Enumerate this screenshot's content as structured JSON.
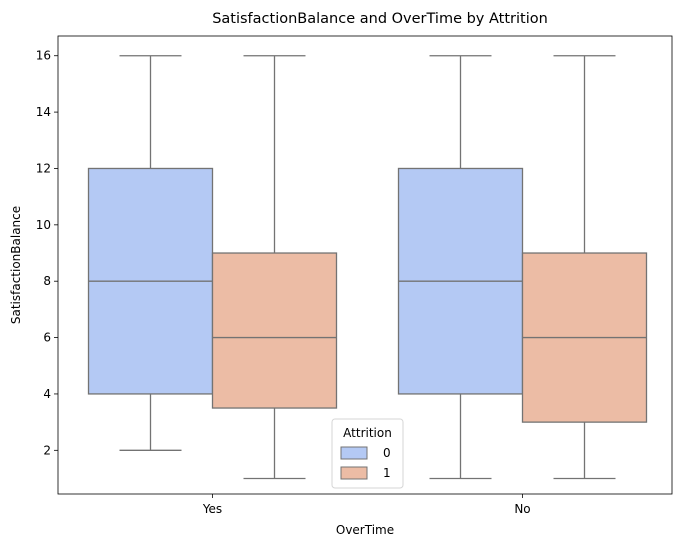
{
  "chart_data": {
    "type": "box",
    "title": "SatisfactionBalance and OverTime by Attrition",
    "xlabel": "OverTime",
    "ylabel": "SatisfactionBalance",
    "categories": [
      "Yes",
      "No"
    ],
    "ylim": [
      0.45,
      16.7
    ],
    "yticks": [
      2,
      4,
      6,
      8,
      10,
      12,
      14,
      16
    ],
    "grid": false,
    "legend": {
      "title": "Attrition",
      "placement": "lower-center"
    },
    "series": [
      {
        "name": "0",
        "color": "#b4c9f4",
        "boxes": [
          {
            "category": "Yes",
            "min": 2,
            "q1": 4,
            "median": 8,
            "q3": 12,
            "max": 16
          },
          {
            "category": "No",
            "min": 1,
            "q1": 4,
            "median": 8,
            "q3": 12,
            "max": 16
          }
        ]
      },
      {
        "name": "1",
        "color": "#ecbca5",
        "boxes": [
          {
            "category": "Yes",
            "min": 1,
            "q1": 3.5,
            "median": 6,
            "q3": 9,
            "max": 16
          },
          {
            "category": "No",
            "min": 1,
            "q1": 3,
            "median": 6,
            "q3": 9,
            "max": 16
          }
        ]
      }
    ],
    "line_color": "#737373"
  }
}
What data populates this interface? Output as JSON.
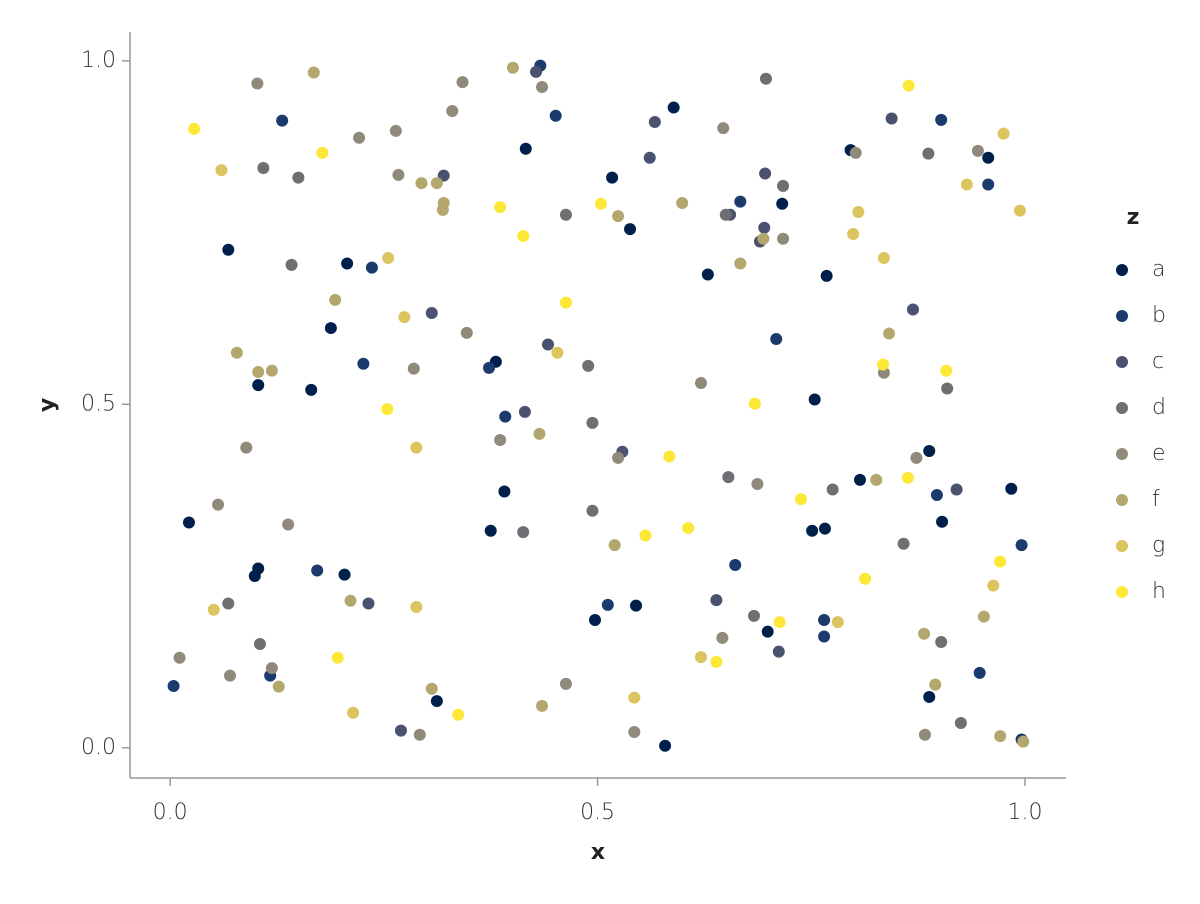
============
● **Do this**
Above are the records; reproduce them exactly and leave out the pictures.

● **Answer**
Enumerate this screenshot's content as structured JSON.
{
  "chart_data": {
    "type": "box",
    "title": "SatisfactionBalance and OverTime by Attrition",
    "xlabel": "OverTime",
    "ylabel": "SatisfactionBalance",
    "categories": [
      "Yes",
      "No"
    ],
    "ylim": [
      0.45,
      16.7
    ],
    "yticks": [
      2,
      4,
      6,
      8,
      10,
      12,
      14,
      16
    ],
    "grid": false,
    "legend": {
      "title": "Attrition",
      "placement": "lower-center"
    },
    "series": [
      {
        "name": "0",
        "color": "#b4c9f4",
        "boxes": [
          {
            "category": "Yes",
            "min": 2,
            "q1": 4,
            "median": 8,
            "q3": 12,
            "max": 16
          },
          {
            "category": "No",
            "min": 1,
            "q1": 4,
            "median": 8,
            "q3": 12,
            "max": 16
          }
        ]
      },
      {
        "name": "1",
        "color": "#ecbca5",
        "boxes": [
          {
            "category": "Yes",
            "min": 1,
            "q1": 3.5,
            "median": 6,
            "q3": 9,
            "max": 16
          },
          {
            "category": "No",
            "min": 1,
            "q1": 3,
            "median": 6,
            "q3": 9,
            "max": 16
          }
        ]
      }
    ],
    "line_color": "#737373"
  }
}
What data populates this interface? Output as JSON.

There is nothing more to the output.